#### [WHAT THE EXERCISE ASKS]
Return a copy of every line in the records that includes the word "this".

#### [RECORDS FOR THE EXERCISE]

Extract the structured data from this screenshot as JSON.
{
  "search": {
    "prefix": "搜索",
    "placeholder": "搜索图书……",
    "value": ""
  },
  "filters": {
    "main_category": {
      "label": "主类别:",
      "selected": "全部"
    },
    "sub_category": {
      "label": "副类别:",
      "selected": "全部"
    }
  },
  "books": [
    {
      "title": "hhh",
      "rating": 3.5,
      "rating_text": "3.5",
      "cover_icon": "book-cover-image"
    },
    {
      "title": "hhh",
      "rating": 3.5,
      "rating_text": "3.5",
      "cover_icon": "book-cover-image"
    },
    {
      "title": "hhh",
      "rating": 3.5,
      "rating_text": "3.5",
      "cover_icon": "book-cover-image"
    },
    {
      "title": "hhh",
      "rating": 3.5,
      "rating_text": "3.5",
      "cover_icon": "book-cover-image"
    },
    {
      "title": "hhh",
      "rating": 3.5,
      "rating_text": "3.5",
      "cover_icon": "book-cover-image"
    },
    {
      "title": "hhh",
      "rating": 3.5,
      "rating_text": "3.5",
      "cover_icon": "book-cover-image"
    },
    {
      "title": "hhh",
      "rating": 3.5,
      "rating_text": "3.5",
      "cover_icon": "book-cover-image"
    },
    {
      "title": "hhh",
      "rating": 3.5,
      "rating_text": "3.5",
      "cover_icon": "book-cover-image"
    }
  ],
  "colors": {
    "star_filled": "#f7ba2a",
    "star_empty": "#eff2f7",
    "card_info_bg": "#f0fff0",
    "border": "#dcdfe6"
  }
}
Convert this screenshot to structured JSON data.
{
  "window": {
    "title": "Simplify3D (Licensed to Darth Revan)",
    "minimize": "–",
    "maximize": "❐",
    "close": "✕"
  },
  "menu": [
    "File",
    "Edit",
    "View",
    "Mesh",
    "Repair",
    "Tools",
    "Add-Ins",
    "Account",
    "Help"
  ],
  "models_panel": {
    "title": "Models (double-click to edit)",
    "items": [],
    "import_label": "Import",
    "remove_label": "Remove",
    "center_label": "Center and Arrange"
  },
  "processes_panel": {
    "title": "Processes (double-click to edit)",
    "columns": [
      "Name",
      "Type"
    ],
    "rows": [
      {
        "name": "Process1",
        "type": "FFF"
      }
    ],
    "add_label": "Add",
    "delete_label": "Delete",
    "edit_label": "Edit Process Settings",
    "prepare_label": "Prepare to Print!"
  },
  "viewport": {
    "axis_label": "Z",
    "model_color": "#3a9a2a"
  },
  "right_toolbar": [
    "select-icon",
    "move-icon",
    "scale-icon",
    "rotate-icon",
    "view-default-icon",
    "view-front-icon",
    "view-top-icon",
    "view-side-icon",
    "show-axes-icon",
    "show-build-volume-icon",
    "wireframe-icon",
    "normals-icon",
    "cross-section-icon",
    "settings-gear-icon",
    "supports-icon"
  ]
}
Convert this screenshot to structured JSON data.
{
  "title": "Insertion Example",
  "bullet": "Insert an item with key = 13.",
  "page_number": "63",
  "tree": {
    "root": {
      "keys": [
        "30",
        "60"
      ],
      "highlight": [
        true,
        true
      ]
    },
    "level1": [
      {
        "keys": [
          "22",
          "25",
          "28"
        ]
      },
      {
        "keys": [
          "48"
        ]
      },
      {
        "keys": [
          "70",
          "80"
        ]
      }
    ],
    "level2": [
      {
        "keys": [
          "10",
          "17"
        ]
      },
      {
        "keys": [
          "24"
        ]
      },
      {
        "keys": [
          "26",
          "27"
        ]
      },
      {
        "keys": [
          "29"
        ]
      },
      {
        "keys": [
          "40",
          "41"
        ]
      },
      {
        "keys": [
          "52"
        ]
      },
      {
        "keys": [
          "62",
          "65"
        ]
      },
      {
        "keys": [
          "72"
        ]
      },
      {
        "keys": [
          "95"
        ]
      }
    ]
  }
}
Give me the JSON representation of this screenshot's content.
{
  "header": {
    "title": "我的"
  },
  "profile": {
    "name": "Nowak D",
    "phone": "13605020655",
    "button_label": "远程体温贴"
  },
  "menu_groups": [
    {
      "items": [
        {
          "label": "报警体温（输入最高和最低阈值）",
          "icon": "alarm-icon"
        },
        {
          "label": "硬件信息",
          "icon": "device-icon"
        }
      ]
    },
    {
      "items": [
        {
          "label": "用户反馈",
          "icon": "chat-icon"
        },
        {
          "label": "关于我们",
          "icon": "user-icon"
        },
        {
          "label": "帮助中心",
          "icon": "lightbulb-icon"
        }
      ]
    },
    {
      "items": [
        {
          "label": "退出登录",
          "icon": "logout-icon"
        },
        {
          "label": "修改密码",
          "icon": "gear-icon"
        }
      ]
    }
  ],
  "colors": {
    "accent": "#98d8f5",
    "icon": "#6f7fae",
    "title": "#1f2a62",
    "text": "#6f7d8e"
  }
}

#### [TASK RESPONSE]
Extract the structured data from this screenshot as JSON.
Convert this screenshot to structured JSON data.
Convert this screenshot to structured JSON data.
Give me the JSON representation of this screenshot's content.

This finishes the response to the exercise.